• _EXERCISE DATA_
+---+

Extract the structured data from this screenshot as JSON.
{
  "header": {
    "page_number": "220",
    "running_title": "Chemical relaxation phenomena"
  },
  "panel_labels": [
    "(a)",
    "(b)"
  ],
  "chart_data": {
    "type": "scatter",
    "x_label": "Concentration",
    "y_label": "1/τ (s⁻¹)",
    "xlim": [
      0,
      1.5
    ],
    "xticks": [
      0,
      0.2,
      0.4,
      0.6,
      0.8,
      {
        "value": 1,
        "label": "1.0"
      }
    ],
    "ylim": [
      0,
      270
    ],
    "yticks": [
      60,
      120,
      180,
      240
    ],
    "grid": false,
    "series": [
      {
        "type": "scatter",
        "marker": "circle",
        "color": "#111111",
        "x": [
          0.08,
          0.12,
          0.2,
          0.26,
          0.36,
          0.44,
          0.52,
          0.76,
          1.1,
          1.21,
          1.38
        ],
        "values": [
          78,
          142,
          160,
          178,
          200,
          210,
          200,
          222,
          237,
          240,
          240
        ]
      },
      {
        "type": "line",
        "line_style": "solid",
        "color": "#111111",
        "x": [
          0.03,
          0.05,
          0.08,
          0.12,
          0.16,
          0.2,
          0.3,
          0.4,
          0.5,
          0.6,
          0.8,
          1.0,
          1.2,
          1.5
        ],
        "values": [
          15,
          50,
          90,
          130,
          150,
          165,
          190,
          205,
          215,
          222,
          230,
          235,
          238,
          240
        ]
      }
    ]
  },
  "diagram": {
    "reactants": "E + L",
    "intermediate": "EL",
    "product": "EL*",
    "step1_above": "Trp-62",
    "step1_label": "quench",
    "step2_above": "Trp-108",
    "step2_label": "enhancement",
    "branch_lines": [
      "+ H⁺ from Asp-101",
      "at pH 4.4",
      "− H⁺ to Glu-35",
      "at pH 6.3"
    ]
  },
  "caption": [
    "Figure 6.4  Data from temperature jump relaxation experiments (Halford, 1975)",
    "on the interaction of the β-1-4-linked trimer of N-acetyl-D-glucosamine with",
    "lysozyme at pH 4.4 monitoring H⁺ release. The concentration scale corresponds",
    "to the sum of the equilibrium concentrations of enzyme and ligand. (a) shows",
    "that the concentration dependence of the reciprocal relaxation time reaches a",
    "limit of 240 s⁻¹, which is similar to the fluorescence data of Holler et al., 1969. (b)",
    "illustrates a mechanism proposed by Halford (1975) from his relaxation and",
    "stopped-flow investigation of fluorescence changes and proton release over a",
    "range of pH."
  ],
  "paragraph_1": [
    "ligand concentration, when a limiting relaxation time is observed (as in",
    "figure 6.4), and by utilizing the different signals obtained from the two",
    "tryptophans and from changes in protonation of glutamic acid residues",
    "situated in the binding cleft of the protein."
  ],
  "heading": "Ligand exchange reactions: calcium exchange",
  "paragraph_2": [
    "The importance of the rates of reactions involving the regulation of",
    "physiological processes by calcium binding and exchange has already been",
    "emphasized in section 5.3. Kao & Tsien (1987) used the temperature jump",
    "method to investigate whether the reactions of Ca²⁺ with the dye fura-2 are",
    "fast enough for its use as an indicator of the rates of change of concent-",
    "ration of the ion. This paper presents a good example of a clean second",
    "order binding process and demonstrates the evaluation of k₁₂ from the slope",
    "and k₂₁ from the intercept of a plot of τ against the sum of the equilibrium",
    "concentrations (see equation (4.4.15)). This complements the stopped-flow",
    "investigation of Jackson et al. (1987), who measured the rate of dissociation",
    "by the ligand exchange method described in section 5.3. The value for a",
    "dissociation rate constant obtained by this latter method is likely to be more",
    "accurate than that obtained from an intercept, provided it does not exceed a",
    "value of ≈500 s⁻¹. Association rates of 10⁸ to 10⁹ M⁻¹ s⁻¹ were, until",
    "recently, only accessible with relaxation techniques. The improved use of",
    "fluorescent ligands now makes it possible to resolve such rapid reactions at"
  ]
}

+---+

• _REQUIRED WORK_
Exactly as given, set down all of the lines above.

• _YOUR RESPONSE_
Extract the structured data from this screenshot as JSON.
{
  "header": {
    "page_number": "220",
    "running_title": "Chemical relaxation phenomena"
  },
  "panel_labels": [
    "(a)",
    "(b)"
  ],
  "chart_data": {
    "type": "scatter",
    "x_label": "Concentration",
    "y_label": "1/τ (s⁻¹)",
    "xlim": [
      0,
      1.5
    ],
    "xticks": [
      0,
      0.2,
      0.4,
      0.6,
      0.8,
      {
        "value": 1,
        "label": "1.0"
      }
    ],
    "ylim": [
      0,
      270
    ],
    "yticks": [
      60,
      120,
      180,
      240
    ],
    "grid": false,
    "series": [
      {
        "type": "scatter",
        "marker": "circle",
        "color": "#111111",
        "x": [
          0.08,
          0.12,
          0.2,
          0.26,
          0.36,
          0.44,
          0.52,
          0.76,
          1.1,
          1.21,
          1.38
        ],
        "values": [
          78,
          142,
          160,
          178,
          200,
          210,
          200,
          222,
          237,
          240,
          240
        ]
      },
      {
        "type": "line",
        "line_style": "solid",
        "color": "#111111",
        "x": [
          0.03,
          0.05,
          0.08,
          0.12,
          0.16,
          0.2,
          0.3,
          0.4,
          0.5,
          0.6,
          0.8,
          1.0,
          1.2,
          1.5
        ],
        "values": [
          15,
          50,
          90,
          130,
          150,
          165,
          190,
          205,
          215,
          222,
          230,
          235,
          238,
          240
        ]
      }
    ]
  },
  "diagram": {
    "reactants": "E + L",
    "intermediate": "EL",
    "product": "EL*",
    "step1_above": "Trp-62",
    "step1_label": "quench",
    "step2_above": "Trp-108",
    "step2_label": "enhancement",
    "branch_lines": [
      "+ H⁺ from Asp-101",
      "at pH 4.4",
      "− H⁺ to Glu-35",
      "at pH 6.3"
    ]
  },
  "caption": [
    "Figure 6.4  Data from temperature jump relaxation experiments (Halford, 1975)",
    "on the interaction of the β-1-4-linked trimer of N-acetyl-D-glucosamine with",
    "lysozyme at pH 4.4 monitoring H⁺ release. The concentration scale corresponds",
    "to the sum of the equilibrium concentrations of enzyme and ligand. (a) shows",
    "that the concentration dependence of the reciprocal relaxation time reaches a",
    "limit of 240 s⁻¹, which is similar to the fluorescence data of Holler et al., 1969. (b)",
    "illustrates a mechanism proposed by Halford (1975) from his relaxation and",
    "stopped-flow investigation of fluorescence changes and proton release over a",
    "range of pH."
  ],
  "paragraph_1": [
    "ligand concentration, when a limiting relaxation time is observed (as in",
    "figure 6.4), and by utilizing the different signals obtained from the two",
    "tryptophans and from changes in protonation of glutamic acid residues",
    "situated in the binding cleft of the protein."
  ],
  "heading": "Ligand exchange reactions: calcium exchange",
  "paragraph_2": [
    "The importance of the rates of reactions involving the regulation of",
    "physiological processes by calcium binding and exchange has already been",
    "emphasized in section 5.3. Kao & Tsien (1987) used the temperature jump",
    "method to investigate whether the reactions of Ca²⁺ with the dye fura-2 are",
    "fast enough for its use as an indicator of the rates of change of concent-",
    "ration of the ion. This paper presents a good example of a clean second",
    "order binding process and demonstrates the evaluation of k₁₂ from the slope",
    "and k₂₁ from the intercept of a plot of τ against the sum of the equilibrium",
    "concentrations (see equation (4.4.15)). This complements the stopped-flow",
    "investigation of Jackson et al. (1987), who measured the rate of dissociation",
    "by the ligand exchange method described in section 5.3. The value for a",
    "dissociation rate constant obtained by this latter method is likely to be more",
    "accurate than that obtained from an intercept, provided it does not exceed a",
    "value of ≈500 s⁻¹. Association rates of 10⁸ to 10⁹ M⁻¹ s⁻¹ were, until",
    "recently, only accessible with relaxation techniques. The improved use of",
    "fluorescent ligands now makes it possible to resolve such rapid reactions at"
  ]
}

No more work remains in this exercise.